* What you are asked to do
Return all the entries exactly, keeping pictures out.

□ □ □ □

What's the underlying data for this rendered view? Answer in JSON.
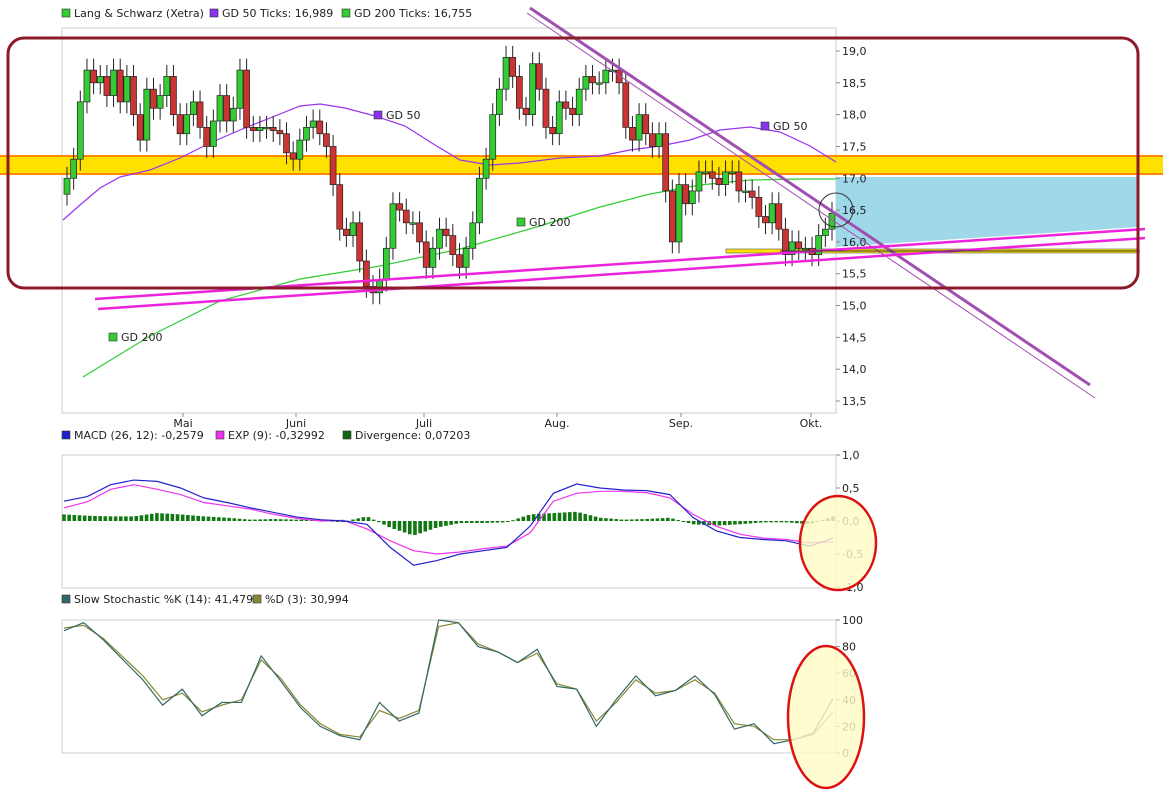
{
  "price_panel": {
    "legend": [
      {
        "label": "Lang & Schwarz (Xetra)",
        "color": "#33cc33"
      },
      {
        "label": "GD 50 Ticks: 16,989",
        "color": "#8833ee"
      },
      {
        "label": "GD 200 Ticks: 16,755",
        "color": "#33cc33"
      }
    ],
    "y_ticks": [
      "19,0",
      "18,5",
      "18,0",
      "17,5",
      "17,0",
      "16,5",
      "16,0",
      "15,5",
      "15,0",
      "14,5",
      "14,0",
      "13,5"
    ],
    "x_ticks": [
      "Mai",
      "Juni",
      "Juli",
      "Aug.",
      "Sep.",
      "Okt."
    ],
    "labels": {
      "gd50_a": "GD 50",
      "gd50_b": "GD 50",
      "gd200_a": "GD 200",
      "gd200_b": "GD 200"
    }
  },
  "macd_panel": {
    "legend": [
      {
        "label": "MACD (26, 12): -0,2579",
        "color": "#2222cc"
      },
      {
        "label": "EXP (9): -0,32992",
        "color": "#ee33ee"
      },
      {
        "label": "Divergence: 0,07203",
        "color": "#116611"
      }
    ],
    "y_ticks": [
      "1,0",
      "0,5",
      "0,0",
      "-0,5",
      "-1,0"
    ]
  },
  "stoch_panel": {
    "legend": [
      {
        "label": "Slow Stochastic %K (14): 41,479",
        "color": "#336666"
      },
      {
        "label": "%D (3): 30,994",
        "color": "#888833"
      }
    ],
    "y_ticks": [
      "100",
      "80",
      "60",
      "40",
      "20",
      "0"
    ]
  },
  "chart_data": [
    {
      "type": "candlestick",
      "title": "Lang & Schwarz (Xetra)",
      "x_ticks": [
        "Mai",
        "Juni",
        "Juli",
        "Aug.",
        "Sep.",
        "Okt."
      ],
      "ylim": [
        13.3,
        19.15
      ],
      "grid": false,
      "series": [
        {
          "name": "Lang & Schwarz (Xetra)",
          "close": [
            17.0,
            17.3,
            18.2,
            18.7,
            18.5,
            18.6,
            18.3,
            18.7,
            18.2,
            18.6,
            18.0,
            17.6,
            18.4,
            18.1,
            18.3,
            18.6,
            18.0,
            17.7,
            18.0,
            18.2,
            17.8,
            17.5,
            17.9,
            18.3,
            17.9,
            18.1,
            18.7,
            17.8,
            17.75,
            17.8,
            17.8,
            17.75,
            17.7,
            17.4,
            17.3,
            17.6,
            17.8,
            17.9,
            17.7,
            17.5,
            16.9,
            16.2,
            16.1,
            16.3,
            15.7,
            15.3,
            15.2,
            15.4,
            15.9,
            16.6,
            16.5,
            16.3,
            16.3,
            16.0,
            15.6,
            15.9,
            16.2,
            16.1,
            15.8,
            15.6,
            15.9,
            16.3,
            17.0,
            17.3,
            18.0,
            18.4,
            18.9,
            18.6,
            18.1,
            18.0,
            18.8,
            18.4,
            17.8,
            17.7,
            18.2,
            18.1,
            18.0,
            18.4,
            18.6,
            18.5,
            18.5,
            18.7,
            18.7,
            18.5,
            17.8,
            17.6,
            18.0,
            17.7,
            17.5,
            17.7,
            16.8,
            16.0,
            16.9,
            16.6,
            16.8,
            17.1,
            17.1,
            17.0,
            16.9,
            17.1,
            17.1,
            16.8,
            16.8,
            16.7,
            16.4,
            16.3,
            16.6,
            16.2,
            15.8,
            16.0,
            15.9,
            15.9,
            15.8,
            16.1,
            16.2,
            16.45
          ]
        }
      ]
    },
    {
      "type": "line",
      "title": "MACD",
      "ylim": [
        -1.0,
        1.0
      ],
      "series": [
        {
          "name": "MACD (26, 12)",
          "values": [
            0.3,
            0.37,
            0.55,
            0.62,
            0.6,
            0.5,
            0.35,
            0.28,
            0.2,
            0.13,
            0.06,
            0.02,
            0.0,
            -0.05,
            -0.4,
            -0.67,
            -0.6,
            -0.5,
            -0.45,
            -0.4,
            -0.08,
            0.42,
            0.56,
            0.5,
            0.47,
            0.46,
            0.4,
            0.05,
            -0.15,
            -0.25,
            -0.28,
            -0.3,
            -0.38,
            -0.26
          ]
        },
        {
          "name": "EXP (9)",
          "values": [
            0.2,
            0.29,
            0.48,
            0.55,
            0.48,
            0.4,
            0.28,
            0.23,
            0.18,
            0.1,
            0.04,
            0.0,
            0.01,
            -0.12,
            -0.3,
            -0.45,
            -0.5,
            -0.47,
            -0.42,
            -0.38,
            -0.18,
            0.3,
            0.42,
            0.45,
            0.45,
            0.43,
            0.35,
            0.1,
            -0.08,
            -0.2,
            -0.26,
            -0.28,
            -0.33,
            -0.32
          ]
        },
        {
          "name": "Divergence",
          "values": [
            0.1,
            0.08,
            0.07,
            0.07,
            0.12,
            0.1,
            0.07,
            0.05,
            0.02,
            0.03,
            0.02,
            0.02,
            -0.01,
            0.07,
            -0.1,
            -0.22,
            -0.1,
            -0.03,
            -0.03,
            -0.02,
            0.1,
            0.12,
            0.14,
            0.05,
            0.02,
            0.03,
            0.05,
            -0.05,
            -0.07,
            -0.05,
            -0.02,
            -0.02,
            -0.05,
            0.07
          ]
        }
      ]
    },
    {
      "type": "line",
      "title": "Slow Stochastic",
      "ylim": [
        0,
        100
      ],
      "series": [
        {
          "name": "Slow Stochastic %K (14)",
          "values": [
            92,
            98,
            85,
            70,
            55,
            36,
            48,
            28,
            38,
            38,
            73,
            54,
            34,
            20,
            13,
            10,
            38,
            24,
            30,
            100,
            98,
            80,
            76,
            68,
            78,
            50,
            48,
            20,
            40,
            58,
            43,
            47,
            58,
            44,
            18,
            22,
            7,
            10,
            15,
            41
          ]
        },
        {
          "name": "%D (3)",
          "values": [
            94,
            96,
            86,
            72,
            58,
            40,
            45,
            31,
            36,
            40,
            70,
            56,
            36,
            22,
            14,
            12,
            32,
            26,
            32,
            95,
            98,
            82,
            76,
            68,
            75,
            52,
            48,
            24,
            38,
            55,
            45,
            47,
            55,
            45,
            22,
            20,
            10,
            10,
            14,
            31
          ]
        }
      ]
    }
  ]
}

□ □ □ □

* Task result
What's the underlying data for this rendered view? Answer in JSON.
{
  "price_panel": {
    "legend": [
      {
        "label": "Lang & Schwarz (Xetra)",
        "color": "#33cc33"
      },
      {
        "label": "GD 50 Ticks: 16,989",
        "color": "#8833ee"
      },
      {
        "label": "GD 200 Ticks: 16,755",
        "color": "#33cc33"
      }
    ],
    "y_ticks": [
      "19,0",
      "18,5",
      "18,0",
      "17,5",
      "17,0",
      "16,5",
      "16,0",
      "15,5",
      "15,0",
      "14,5",
      "14,0",
      "13,5"
    ],
    "x_ticks": [
      "Mai",
      "Juni",
      "Juli",
      "Aug.",
      "Sep.",
      "Okt."
    ],
    "labels": {
      "gd50_a": "GD 50",
      "gd50_b": "GD 50",
      "gd200_a": "GD 200",
      "gd200_b": "GD 200"
    }
  },
  "macd_panel": {
    "legend": [
      {
        "label": "MACD (26, 12): -0,2579",
        "color": "#2222cc"
      },
      {
        "label": "EXP (9): -0,32992",
        "color": "#ee33ee"
      },
      {
        "label": "Divergence: 0,07203",
        "color": "#116611"
      }
    ],
    "y_ticks": [
      "1,0",
      "0,5",
      "0,0",
      "-0,5",
      "-1,0"
    ]
  },
  "stoch_panel": {
    "legend": [
      {
        "label": "Slow Stochastic %K (14): 41,479",
        "color": "#336666"
      },
      {
        "label": "%D (3): 30,994",
        "color": "#888833"
      }
    ],
    "y_ticks": [
      "100",
      "80",
      "60",
      "40",
      "20",
      "0"
    ]
  },
  "chart_data": [
    {
      "type": "candlestick",
      "title": "Lang & Schwarz (Xetra)",
      "x_ticks": [
        "Mai",
        "Juni",
        "Juli",
        "Aug.",
        "Sep.",
        "Okt."
      ],
      "ylim": [
        13.3,
        19.15
      ],
      "grid": false,
      "series": [
        {
          "name": "Lang & Schwarz (Xetra)",
          "close": [
            17.0,
            17.3,
            18.2,
            18.7,
            18.5,
            18.6,
            18.3,
            18.7,
            18.2,
            18.6,
            18.0,
            17.6,
            18.4,
            18.1,
            18.3,
            18.6,
            18.0,
            17.7,
            18.0,
            18.2,
            17.8,
            17.5,
            17.9,
            18.3,
            17.9,
            18.1,
            18.7,
            17.8,
            17.75,
            17.8,
            17.8,
            17.75,
            17.7,
            17.4,
            17.3,
            17.6,
            17.8,
            17.9,
            17.7,
            17.5,
            16.9,
            16.2,
            16.1,
            16.3,
            15.7,
            15.3,
            15.2,
            15.4,
            15.9,
            16.6,
            16.5,
            16.3,
            16.3,
            16.0,
            15.6,
            15.9,
            16.2,
            16.1,
            15.8,
            15.6,
            15.9,
            16.3,
            17.0,
            17.3,
            18.0,
            18.4,
            18.9,
            18.6,
            18.1,
            18.0,
            18.8,
            18.4,
            17.8,
            17.7,
            18.2,
            18.1,
            18.0,
            18.4,
            18.6,
            18.5,
            18.5,
            18.7,
            18.7,
            18.5,
            17.8,
            17.6,
            18.0,
            17.7,
            17.5,
            17.7,
            16.8,
            16.0,
            16.9,
            16.6,
            16.8,
            17.1,
            17.1,
            17.0,
            16.9,
            17.1,
            17.1,
            16.8,
            16.8,
            16.7,
            16.4,
            16.3,
            16.6,
            16.2,
            15.8,
            16.0,
            15.9,
            15.9,
            15.8,
            16.1,
            16.2,
            16.45
          ]
        }
      ]
    },
    {
      "type": "line",
      "title": "MACD",
      "ylim": [
        -1.0,
        1.0
      ],
      "series": [
        {
          "name": "MACD (26, 12)",
          "values": [
            0.3,
            0.37,
            0.55,
            0.62,
            0.6,
            0.5,
            0.35,
            0.28,
            0.2,
            0.13,
            0.06,
            0.02,
            0.0,
            -0.05,
            -0.4,
            -0.67,
            -0.6,
            -0.5,
            -0.45,
            -0.4,
            -0.08,
            0.42,
            0.56,
            0.5,
            0.47,
            0.46,
            0.4,
            0.05,
            -0.15,
            -0.25,
            -0.28,
            -0.3,
            -0.38,
            -0.26
          ]
        },
        {
          "name": "EXP (9)",
          "values": [
            0.2,
            0.29,
            0.48,
            0.55,
            0.48,
            0.4,
            0.28,
            0.23,
            0.18,
            0.1,
            0.04,
            0.0,
            0.01,
            -0.12,
            -0.3,
            -0.45,
            -0.5,
            -0.47,
            -0.42,
            -0.38,
            -0.18,
            0.3,
            0.42,
            0.45,
            0.45,
            0.43,
            0.35,
            0.1,
            -0.08,
            -0.2,
            -0.26,
            -0.28,
            -0.33,
            -0.32
          ]
        },
        {
          "name": "Divergence",
          "values": [
            0.1,
            0.08,
            0.07,
            0.07,
            0.12,
            0.1,
            0.07,
            0.05,
            0.02,
            0.03,
            0.02,
            0.02,
            -0.01,
            0.07,
            -0.1,
            -0.22,
            -0.1,
            -0.03,
            -0.03,
            -0.02,
            0.1,
            0.12,
            0.14,
            0.05,
            0.02,
            0.03,
            0.05,
            -0.05,
            -0.07,
            -0.05,
            -0.02,
            -0.02,
            -0.05,
            0.07
          ]
        }
      ]
    },
    {
      "type": "line",
      "title": "Slow Stochastic",
      "ylim": [
        0,
        100
      ],
      "series": [
        {
          "name": "Slow Stochastic %K (14)",
          "values": [
            92,
            98,
            85,
            70,
            55,
            36,
            48,
            28,
            38,
            38,
            73,
            54,
            34,
            20,
            13,
            10,
            38,
            24,
            30,
            100,
            98,
            80,
            76,
            68,
            78,
            50,
            48,
            20,
            40,
            58,
            43,
            47,
            58,
            44,
            18,
            22,
            7,
            10,
            15,
            41
          ]
        },
        {
          "name": "%D (3)",
          "values": [
            94,
            96,
            86,
            72,
            58,
            40,
            45,
            31,
            36,
            40,
            70,
            56,
            36,
            22,
            14,
            12,
            32,
            26,
            32,
            95,
            98,
            82,
            76,
            68,
            75,
            52,
            48,
            24,
            38,
            55,
            45,
            47,
            55,
            45,
            22,
            20,
            10,
            10,
            14,
            31
          ]
        }
      ]
    }
  ]
}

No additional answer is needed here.